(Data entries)
▼

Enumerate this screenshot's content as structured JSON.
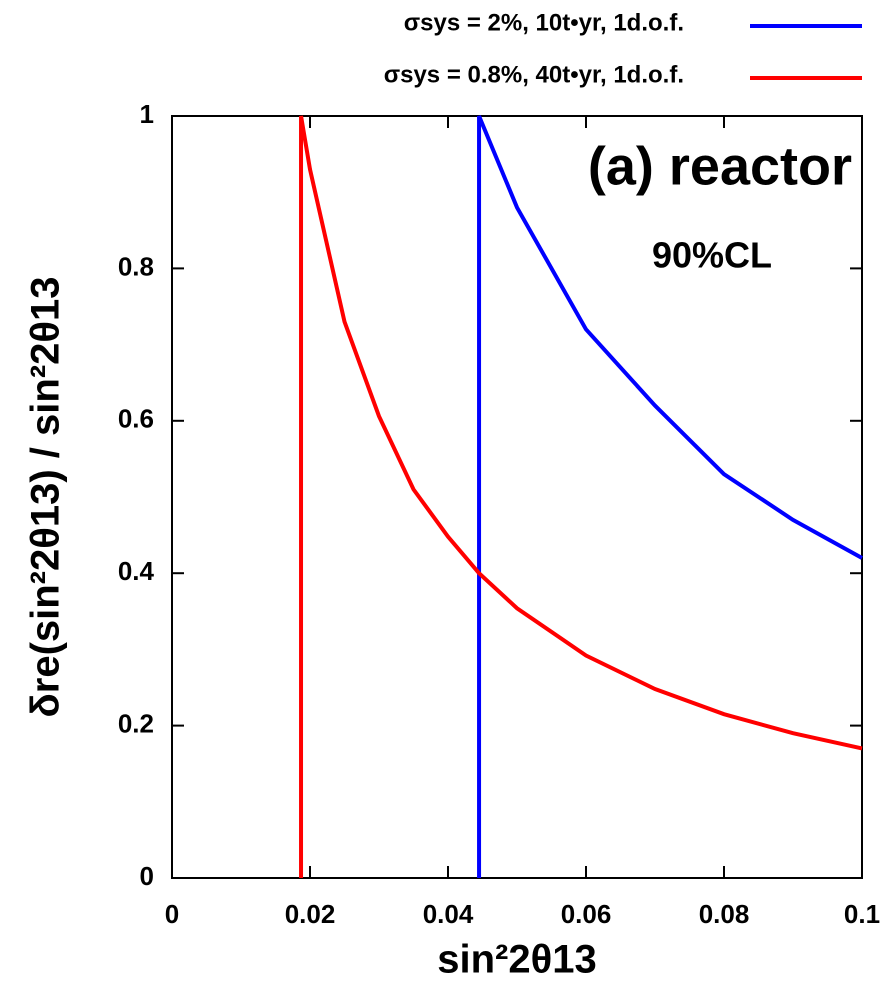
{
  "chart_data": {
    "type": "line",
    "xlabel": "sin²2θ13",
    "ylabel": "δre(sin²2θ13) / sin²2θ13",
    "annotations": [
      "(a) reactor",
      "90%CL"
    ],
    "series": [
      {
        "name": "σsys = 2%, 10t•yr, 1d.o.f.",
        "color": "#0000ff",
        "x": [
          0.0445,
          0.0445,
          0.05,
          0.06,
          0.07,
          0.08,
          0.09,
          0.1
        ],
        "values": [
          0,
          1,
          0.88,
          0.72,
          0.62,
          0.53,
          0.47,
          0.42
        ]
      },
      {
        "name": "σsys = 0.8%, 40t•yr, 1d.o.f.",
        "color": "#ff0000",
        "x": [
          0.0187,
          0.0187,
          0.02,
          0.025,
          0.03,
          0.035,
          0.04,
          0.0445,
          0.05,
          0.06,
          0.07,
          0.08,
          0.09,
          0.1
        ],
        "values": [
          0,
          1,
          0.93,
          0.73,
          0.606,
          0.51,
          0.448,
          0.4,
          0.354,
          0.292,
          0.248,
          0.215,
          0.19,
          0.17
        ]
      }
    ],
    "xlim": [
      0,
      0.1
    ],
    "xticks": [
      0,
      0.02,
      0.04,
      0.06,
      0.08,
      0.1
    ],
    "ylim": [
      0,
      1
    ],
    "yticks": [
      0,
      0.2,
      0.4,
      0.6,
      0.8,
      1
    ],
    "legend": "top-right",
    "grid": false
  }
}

▲
▼

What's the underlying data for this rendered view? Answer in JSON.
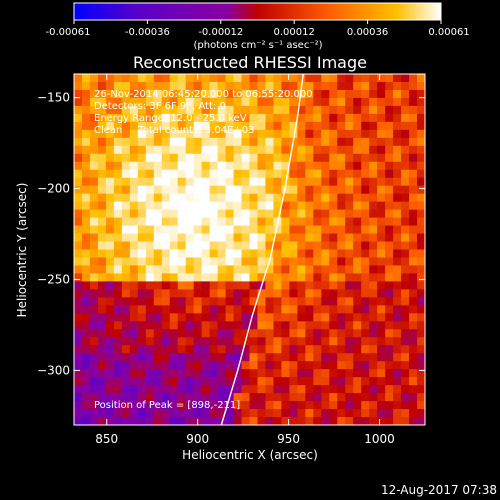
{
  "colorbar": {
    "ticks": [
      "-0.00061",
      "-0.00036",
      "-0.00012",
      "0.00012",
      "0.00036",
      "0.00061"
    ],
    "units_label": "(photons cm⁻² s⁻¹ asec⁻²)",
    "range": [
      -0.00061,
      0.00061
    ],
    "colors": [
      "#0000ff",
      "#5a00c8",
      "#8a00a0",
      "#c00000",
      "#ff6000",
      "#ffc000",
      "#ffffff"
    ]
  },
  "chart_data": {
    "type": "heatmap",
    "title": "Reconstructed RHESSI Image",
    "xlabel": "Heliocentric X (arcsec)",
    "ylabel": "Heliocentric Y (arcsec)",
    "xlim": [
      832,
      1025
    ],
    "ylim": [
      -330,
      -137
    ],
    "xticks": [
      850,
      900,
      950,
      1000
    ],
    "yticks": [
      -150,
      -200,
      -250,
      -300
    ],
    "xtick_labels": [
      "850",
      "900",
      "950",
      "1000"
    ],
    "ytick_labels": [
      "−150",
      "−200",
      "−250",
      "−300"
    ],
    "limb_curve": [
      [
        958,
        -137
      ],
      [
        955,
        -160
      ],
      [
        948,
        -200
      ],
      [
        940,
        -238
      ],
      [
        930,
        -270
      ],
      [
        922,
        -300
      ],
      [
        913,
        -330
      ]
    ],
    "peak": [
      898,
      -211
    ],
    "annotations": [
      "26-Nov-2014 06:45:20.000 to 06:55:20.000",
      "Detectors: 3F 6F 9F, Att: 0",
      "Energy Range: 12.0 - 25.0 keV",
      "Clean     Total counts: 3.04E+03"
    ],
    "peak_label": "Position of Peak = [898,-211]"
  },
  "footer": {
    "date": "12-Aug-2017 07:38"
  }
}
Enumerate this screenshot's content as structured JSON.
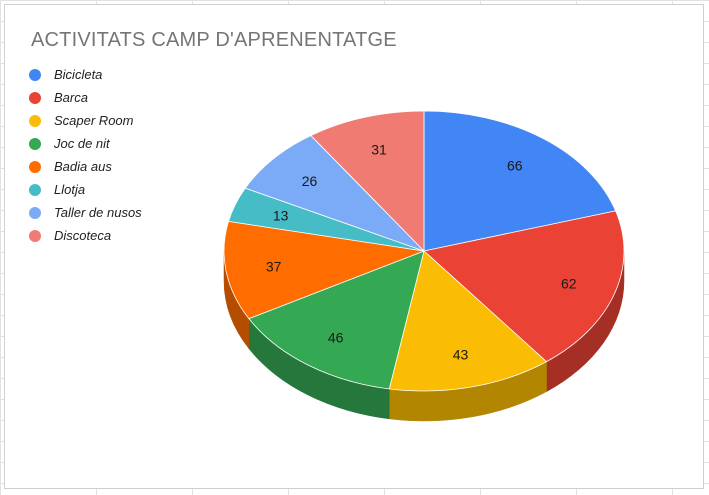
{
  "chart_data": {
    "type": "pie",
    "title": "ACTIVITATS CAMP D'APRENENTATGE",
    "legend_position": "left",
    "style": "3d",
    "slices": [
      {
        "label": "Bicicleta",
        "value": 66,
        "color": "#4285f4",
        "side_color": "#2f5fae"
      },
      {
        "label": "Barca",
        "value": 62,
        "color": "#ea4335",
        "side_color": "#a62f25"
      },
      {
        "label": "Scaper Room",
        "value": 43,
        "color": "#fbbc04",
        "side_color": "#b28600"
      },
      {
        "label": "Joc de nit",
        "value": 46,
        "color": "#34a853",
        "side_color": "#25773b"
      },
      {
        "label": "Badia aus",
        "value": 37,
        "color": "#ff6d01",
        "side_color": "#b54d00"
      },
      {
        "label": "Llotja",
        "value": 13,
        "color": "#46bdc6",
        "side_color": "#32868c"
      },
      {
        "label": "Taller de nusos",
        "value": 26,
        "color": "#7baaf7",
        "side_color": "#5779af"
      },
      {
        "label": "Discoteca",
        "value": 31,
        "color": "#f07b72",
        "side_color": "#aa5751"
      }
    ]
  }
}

▲
▼

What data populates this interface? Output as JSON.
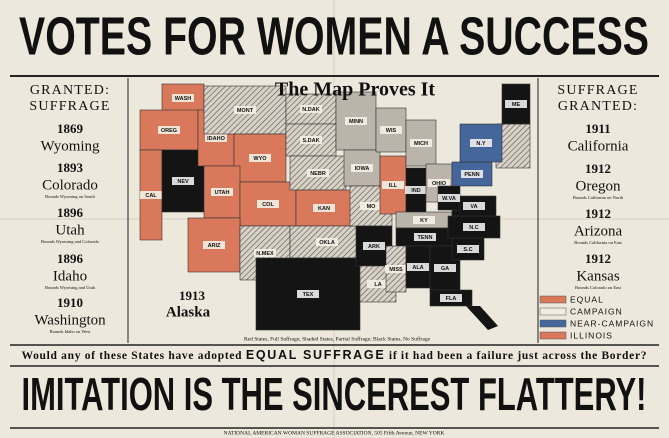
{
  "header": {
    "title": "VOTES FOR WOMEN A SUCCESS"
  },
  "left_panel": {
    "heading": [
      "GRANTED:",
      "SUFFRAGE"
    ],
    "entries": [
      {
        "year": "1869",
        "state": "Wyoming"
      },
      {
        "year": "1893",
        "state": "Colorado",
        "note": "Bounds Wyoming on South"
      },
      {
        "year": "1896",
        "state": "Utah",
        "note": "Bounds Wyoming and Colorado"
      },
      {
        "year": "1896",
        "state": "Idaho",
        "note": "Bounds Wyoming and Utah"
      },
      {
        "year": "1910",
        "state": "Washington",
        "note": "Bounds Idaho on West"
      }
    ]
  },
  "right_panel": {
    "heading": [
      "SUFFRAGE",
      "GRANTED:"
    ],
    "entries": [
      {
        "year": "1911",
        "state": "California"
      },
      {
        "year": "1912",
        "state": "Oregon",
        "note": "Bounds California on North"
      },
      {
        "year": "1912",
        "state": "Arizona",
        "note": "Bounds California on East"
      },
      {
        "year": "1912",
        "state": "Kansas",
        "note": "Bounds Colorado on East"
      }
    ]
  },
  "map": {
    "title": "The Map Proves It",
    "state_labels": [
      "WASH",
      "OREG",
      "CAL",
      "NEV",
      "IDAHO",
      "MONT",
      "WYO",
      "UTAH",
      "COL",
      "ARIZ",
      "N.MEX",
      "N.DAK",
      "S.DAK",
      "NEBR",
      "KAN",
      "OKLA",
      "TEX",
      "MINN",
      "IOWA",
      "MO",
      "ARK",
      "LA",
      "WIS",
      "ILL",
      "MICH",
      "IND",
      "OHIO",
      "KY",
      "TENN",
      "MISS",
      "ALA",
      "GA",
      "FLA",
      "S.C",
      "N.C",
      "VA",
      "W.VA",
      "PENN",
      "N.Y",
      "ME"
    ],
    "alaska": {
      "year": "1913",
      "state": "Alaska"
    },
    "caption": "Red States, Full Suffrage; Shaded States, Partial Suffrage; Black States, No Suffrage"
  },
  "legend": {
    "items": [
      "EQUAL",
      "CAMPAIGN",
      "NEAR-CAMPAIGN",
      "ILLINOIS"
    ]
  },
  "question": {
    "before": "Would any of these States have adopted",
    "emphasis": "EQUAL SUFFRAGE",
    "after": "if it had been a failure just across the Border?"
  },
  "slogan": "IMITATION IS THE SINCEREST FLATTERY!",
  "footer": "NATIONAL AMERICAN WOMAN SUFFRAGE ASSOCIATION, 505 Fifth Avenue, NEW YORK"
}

▲

GOAL: Say how many lines contain the string "arcsec", giving nothing but the count.

PROBLEM SOLUTION: 2